→ **WHAT IS BEING ASKED**:
Across the entries, how many lines have the string "Ownership" in them? Reply with only a number.

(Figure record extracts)
------------------------------
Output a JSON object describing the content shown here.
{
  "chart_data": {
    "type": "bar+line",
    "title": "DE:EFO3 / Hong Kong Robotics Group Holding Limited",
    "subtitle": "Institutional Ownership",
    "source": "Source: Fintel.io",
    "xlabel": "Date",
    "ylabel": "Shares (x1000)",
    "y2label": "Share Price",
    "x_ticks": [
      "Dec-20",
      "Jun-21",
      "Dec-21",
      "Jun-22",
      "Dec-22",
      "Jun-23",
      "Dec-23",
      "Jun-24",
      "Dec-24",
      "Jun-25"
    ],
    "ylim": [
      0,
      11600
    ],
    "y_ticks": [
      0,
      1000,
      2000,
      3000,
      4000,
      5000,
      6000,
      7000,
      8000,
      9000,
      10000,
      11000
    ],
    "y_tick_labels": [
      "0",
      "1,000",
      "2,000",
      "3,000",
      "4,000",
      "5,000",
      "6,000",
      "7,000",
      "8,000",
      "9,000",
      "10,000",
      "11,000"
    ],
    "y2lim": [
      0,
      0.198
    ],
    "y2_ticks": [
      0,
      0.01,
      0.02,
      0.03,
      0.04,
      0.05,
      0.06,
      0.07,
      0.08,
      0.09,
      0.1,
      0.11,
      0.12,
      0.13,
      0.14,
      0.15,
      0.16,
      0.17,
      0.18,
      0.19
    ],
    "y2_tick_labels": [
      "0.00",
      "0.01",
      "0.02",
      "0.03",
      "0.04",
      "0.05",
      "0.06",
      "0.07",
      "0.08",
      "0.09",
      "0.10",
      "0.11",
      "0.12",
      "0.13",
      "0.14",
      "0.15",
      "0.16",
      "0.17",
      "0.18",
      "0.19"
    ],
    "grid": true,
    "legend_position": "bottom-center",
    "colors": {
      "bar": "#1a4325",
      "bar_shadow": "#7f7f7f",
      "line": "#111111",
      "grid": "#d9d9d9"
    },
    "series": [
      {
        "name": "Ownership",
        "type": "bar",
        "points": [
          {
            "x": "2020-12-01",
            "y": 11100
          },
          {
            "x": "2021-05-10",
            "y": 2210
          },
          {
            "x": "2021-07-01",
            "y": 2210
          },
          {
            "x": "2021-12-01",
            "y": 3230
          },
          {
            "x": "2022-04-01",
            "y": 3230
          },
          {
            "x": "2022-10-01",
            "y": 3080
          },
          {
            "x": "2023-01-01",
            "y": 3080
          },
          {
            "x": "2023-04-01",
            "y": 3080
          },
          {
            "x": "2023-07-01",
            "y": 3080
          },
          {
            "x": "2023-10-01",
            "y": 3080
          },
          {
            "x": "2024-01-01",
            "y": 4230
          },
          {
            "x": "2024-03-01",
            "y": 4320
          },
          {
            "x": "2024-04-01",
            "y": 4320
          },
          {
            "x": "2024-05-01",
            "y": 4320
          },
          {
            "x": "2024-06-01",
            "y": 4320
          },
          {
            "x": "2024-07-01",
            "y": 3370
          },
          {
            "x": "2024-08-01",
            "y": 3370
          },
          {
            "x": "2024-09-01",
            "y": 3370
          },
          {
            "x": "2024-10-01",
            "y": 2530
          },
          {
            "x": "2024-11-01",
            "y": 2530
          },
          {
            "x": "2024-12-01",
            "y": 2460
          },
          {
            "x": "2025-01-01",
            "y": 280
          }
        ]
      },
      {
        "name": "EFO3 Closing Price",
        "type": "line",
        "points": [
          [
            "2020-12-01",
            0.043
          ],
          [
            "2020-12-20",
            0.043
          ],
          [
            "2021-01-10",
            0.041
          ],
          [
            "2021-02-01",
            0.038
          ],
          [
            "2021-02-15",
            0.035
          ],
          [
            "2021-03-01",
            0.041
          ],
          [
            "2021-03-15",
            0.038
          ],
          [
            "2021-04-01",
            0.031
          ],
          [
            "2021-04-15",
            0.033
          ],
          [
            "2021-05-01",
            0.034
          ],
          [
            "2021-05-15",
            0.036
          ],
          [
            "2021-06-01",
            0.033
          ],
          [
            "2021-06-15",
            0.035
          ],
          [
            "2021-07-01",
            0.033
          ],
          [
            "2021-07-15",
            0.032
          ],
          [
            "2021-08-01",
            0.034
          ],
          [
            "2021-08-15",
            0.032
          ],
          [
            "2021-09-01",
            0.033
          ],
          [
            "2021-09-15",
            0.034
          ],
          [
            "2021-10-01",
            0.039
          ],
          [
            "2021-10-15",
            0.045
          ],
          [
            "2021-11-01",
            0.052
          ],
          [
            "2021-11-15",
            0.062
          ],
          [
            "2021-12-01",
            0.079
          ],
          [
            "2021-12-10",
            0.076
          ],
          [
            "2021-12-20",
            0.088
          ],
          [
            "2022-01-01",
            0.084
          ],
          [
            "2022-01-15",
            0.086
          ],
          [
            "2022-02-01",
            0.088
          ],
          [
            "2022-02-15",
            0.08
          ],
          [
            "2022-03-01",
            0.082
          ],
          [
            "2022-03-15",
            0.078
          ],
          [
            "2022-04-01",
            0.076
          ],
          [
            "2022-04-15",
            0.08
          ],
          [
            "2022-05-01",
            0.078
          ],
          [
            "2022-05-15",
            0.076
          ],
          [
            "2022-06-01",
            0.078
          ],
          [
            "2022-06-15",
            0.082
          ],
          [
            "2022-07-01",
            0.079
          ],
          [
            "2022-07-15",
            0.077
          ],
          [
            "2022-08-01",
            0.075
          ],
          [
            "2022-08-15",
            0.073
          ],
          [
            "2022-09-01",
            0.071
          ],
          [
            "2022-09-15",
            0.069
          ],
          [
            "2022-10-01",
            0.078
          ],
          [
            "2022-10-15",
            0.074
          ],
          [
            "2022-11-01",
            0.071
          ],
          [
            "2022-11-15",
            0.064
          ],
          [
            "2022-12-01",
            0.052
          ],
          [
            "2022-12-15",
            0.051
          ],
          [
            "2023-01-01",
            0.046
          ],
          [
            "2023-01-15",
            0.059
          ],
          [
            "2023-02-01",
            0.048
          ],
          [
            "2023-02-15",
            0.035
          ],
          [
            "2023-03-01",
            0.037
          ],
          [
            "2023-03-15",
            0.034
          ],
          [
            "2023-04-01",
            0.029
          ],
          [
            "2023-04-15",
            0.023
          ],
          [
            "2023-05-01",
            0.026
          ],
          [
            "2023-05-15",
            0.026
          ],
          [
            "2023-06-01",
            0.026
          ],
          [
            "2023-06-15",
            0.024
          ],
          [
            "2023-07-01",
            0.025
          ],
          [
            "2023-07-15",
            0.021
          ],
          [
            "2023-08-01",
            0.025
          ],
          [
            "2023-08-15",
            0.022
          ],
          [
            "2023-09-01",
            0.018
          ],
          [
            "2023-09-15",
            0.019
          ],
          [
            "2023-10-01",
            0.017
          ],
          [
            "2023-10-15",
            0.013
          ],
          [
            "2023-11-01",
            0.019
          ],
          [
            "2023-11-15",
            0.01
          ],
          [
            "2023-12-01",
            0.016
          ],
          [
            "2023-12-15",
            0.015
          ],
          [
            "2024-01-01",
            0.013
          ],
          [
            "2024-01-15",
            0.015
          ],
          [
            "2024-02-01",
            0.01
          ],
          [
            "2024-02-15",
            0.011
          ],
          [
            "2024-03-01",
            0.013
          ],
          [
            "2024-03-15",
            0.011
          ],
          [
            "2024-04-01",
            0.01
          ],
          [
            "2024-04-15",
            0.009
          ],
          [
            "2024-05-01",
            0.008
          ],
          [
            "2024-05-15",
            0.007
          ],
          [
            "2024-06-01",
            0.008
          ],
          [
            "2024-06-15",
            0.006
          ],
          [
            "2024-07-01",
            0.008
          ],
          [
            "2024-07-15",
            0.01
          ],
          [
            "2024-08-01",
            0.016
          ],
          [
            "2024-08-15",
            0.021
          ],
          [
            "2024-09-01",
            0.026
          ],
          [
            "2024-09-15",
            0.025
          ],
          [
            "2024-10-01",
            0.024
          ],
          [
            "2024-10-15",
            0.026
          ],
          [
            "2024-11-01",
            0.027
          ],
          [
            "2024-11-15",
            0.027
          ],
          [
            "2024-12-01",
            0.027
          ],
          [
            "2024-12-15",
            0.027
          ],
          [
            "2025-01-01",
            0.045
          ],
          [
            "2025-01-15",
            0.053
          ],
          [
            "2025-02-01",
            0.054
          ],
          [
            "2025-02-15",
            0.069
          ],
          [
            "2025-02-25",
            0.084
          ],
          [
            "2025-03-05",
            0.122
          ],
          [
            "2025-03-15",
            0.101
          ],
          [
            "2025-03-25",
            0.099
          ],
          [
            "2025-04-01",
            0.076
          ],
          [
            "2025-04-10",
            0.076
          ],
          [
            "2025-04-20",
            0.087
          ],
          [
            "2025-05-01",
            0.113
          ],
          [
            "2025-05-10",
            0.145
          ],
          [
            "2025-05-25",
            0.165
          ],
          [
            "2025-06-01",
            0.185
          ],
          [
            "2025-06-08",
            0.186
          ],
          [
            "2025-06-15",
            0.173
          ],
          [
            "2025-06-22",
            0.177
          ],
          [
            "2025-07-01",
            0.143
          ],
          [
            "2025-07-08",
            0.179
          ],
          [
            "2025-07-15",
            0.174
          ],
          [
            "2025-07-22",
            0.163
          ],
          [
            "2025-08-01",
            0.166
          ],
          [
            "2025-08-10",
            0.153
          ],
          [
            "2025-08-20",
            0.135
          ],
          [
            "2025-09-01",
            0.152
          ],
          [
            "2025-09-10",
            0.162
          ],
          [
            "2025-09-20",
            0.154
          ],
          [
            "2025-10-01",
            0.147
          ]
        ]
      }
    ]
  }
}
------------------------------
→ **RESULT OF THE EXERCISE**:
2